> Directions for this task:
Give nothing except the number of lines containing the word "version".

> Supplied data:
........

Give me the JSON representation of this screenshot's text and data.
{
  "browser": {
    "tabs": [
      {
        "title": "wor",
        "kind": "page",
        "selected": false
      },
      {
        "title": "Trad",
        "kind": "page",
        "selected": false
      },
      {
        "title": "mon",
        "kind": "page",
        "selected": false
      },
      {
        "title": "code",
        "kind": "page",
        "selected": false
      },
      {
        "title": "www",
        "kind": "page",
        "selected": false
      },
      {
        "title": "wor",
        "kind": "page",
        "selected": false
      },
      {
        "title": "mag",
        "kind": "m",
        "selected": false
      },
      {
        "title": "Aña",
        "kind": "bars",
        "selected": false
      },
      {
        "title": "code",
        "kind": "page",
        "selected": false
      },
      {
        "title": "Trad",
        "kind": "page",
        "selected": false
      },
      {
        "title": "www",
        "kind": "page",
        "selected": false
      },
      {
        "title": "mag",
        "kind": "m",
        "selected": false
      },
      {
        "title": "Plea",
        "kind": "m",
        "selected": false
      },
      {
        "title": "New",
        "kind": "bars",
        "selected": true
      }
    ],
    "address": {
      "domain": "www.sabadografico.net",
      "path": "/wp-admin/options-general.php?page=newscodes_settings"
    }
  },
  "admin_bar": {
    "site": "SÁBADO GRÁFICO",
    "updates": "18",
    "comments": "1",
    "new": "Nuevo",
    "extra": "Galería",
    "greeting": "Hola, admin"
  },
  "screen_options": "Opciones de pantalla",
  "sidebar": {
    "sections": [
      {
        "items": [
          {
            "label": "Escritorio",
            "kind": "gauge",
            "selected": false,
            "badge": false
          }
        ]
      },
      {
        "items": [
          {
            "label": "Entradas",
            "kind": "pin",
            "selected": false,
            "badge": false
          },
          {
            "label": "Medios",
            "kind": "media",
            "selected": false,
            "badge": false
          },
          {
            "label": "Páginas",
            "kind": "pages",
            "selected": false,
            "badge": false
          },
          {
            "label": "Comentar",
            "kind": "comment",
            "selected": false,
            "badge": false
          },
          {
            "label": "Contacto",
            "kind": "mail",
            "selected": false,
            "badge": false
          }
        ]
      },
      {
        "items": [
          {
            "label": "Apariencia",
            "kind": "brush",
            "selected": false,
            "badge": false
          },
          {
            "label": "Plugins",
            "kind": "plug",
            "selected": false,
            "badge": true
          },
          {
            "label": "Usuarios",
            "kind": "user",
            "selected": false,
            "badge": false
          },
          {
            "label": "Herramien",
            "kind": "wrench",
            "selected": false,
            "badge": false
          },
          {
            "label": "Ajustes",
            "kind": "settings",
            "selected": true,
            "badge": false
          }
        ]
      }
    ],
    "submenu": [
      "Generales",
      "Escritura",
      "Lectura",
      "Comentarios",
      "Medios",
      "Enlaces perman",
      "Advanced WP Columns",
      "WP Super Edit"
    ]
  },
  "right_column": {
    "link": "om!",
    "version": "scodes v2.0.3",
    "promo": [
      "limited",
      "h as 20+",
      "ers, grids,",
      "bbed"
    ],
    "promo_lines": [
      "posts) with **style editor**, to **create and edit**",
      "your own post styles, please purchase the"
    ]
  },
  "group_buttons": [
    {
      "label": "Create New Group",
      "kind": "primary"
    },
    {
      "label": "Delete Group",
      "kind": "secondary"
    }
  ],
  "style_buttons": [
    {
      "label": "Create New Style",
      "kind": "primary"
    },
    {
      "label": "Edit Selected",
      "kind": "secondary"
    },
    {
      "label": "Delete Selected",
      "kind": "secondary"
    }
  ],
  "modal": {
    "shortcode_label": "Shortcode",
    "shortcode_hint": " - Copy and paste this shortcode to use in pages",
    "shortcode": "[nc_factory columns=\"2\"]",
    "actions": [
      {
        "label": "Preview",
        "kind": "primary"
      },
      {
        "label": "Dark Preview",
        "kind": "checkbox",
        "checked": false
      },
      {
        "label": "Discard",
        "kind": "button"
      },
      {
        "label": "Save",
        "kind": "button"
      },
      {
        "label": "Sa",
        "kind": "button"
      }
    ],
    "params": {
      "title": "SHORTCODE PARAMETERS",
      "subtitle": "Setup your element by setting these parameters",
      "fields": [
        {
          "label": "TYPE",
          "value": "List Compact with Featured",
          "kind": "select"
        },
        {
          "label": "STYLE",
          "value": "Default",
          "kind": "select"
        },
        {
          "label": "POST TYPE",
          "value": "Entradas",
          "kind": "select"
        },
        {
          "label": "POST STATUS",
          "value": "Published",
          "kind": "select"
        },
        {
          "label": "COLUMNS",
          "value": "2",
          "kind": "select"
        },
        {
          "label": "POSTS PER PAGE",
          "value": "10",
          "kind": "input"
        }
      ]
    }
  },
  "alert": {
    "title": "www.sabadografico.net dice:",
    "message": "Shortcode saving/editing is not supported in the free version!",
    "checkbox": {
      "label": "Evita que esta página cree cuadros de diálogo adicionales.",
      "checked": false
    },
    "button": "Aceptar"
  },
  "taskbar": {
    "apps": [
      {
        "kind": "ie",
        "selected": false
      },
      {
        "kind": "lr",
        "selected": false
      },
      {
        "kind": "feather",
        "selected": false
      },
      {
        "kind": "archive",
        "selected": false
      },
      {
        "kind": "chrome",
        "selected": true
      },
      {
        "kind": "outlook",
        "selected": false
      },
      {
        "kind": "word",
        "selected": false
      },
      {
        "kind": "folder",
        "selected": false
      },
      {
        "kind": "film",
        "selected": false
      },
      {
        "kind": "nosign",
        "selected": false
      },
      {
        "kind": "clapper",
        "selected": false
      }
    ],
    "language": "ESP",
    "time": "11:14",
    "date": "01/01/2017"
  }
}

........

> Exercise response:
2